EXTRACTED MATERIAL:
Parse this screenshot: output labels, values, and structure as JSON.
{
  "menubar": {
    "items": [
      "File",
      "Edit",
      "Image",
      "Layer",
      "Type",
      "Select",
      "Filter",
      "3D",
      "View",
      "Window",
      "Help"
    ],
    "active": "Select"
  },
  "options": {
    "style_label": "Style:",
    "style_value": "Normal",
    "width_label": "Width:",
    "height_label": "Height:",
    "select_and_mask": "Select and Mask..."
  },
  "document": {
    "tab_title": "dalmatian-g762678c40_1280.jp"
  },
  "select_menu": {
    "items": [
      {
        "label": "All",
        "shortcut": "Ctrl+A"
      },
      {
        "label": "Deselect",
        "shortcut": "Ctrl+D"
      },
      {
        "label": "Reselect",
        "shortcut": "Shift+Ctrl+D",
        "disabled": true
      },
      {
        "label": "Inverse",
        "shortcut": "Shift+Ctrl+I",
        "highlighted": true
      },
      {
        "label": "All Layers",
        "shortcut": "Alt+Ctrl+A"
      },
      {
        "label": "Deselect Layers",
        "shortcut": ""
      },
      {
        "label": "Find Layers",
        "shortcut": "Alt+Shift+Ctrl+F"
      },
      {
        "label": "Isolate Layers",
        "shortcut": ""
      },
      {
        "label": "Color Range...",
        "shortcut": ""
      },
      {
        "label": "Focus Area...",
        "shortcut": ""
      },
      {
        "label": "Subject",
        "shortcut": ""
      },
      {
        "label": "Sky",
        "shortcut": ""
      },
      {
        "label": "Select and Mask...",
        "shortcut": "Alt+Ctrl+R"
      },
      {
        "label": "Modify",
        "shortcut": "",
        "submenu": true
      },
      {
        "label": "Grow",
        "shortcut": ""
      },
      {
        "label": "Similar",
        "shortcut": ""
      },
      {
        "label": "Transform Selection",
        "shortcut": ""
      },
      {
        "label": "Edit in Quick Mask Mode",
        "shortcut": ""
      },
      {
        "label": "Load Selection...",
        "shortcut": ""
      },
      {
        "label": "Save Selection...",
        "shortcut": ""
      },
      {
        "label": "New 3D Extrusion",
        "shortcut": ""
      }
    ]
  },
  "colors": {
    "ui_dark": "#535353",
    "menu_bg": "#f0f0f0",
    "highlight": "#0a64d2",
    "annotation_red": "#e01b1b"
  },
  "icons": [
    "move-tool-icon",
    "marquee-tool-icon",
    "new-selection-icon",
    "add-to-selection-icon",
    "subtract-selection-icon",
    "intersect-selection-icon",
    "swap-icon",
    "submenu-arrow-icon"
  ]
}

WHAT YOU WILL DO: Retype the records above exactly.

EXERCISE ANSWER:
Parse this screenshot: output labels, values, and structure as JSON.
{
  "menubar": {
    "items": [
      "File",
      "Edit",
      "Image",
      "Layer",
      "Type",
      "Select",
      "Filter",
      "3D",
      "View",
      "Window",
      "Help"
    ],
    "active": "Select"
  },
  "options": {
    "style_label": "Style:",
    "style_value": "Normal",
    "width_label": "Width:",
    "height_label": "Height:",
    "select_and_mask": "Select and Mask..."
  },
  "document": {
    "tab_title": "dalmatian-g762678c40_1280.jp"
  },
  "select_menu": {
    "items": [
      {
        "label": "All",
        "shortcut": "Ctrl+A"
      },
      {
        "label": "Deselect",
        "shortcut": "Ctrl+D"
      },
      {
        "label": "Reselect",
        "shortcut": "Shift+Ctrl+D",
        "disabled": true
      },
      {
        "label": "Inverse",
        "shortcut": "Shift+Ctrl+I",
        "highlighted": true
      },
      {
        "label": "All Layers",
        "shortcut": "Alt+Ctrl+A"
      },
      {
        "label": "Deselect Layers",
        "shortcut": ""
      },
      {
        "label": "Find Layers",
        "shortcut": "Alt+Shift+Ctrl+F"
      },
      {
        "label": "Isolate Layers",
        "shortcut": ""
      },
      {
        "label": "Color Range...",
        "shortcut": ""
      },
      {
        "label": "Focus Area...",
        "shortcut": ""
      },
      {
        "label": "Subject",
        "shortcut": ""
      },
      {
        "label": "Sky",
        "shortcut": ""
      },
      {
        "label": "Select and Mask...",
        "shortcut": "Alt+Ctrl+R"
      },
      {
        "label": "Modify",
        "shortcut": "",
        "submenu": true
      },
      {
        "label": "Grow",
        "shortcut": ""
      },
      {
        "label": "Similar",
        "shortcut": ""
      },
      {
        "label": "Transform Selection",
        "shortcut": ""
      },
      {
        "label": "Edit in Quick Mask Mode",
        "shortcut": ""
      },
      {
        "label": "Load Selection...",
        "shortcut": ""
      },
      {
        "label": "Save Selection...",
        "shortcut": ""
      },
      {
        "label": "New 3D Extrusion",
        "shortcut": ""
      }
    ]
  },
  "colors": {
    "ui_dark": "#535353",
    "menu_bg": "#f0f0f0",
    "highlight": "#0a64d2",
    "annotation_red": "#e01b1b"
  },
  "icons": [
    "move-tool-icon",
    "marquee-tool-icon",
    "new-selection-icon",
    "add-to-selection-icon",
    "subtract-selection-icon",
    "intersect-selection-icon",
    "swap-icon",
    "submenu-arrow-icon"
  ]
}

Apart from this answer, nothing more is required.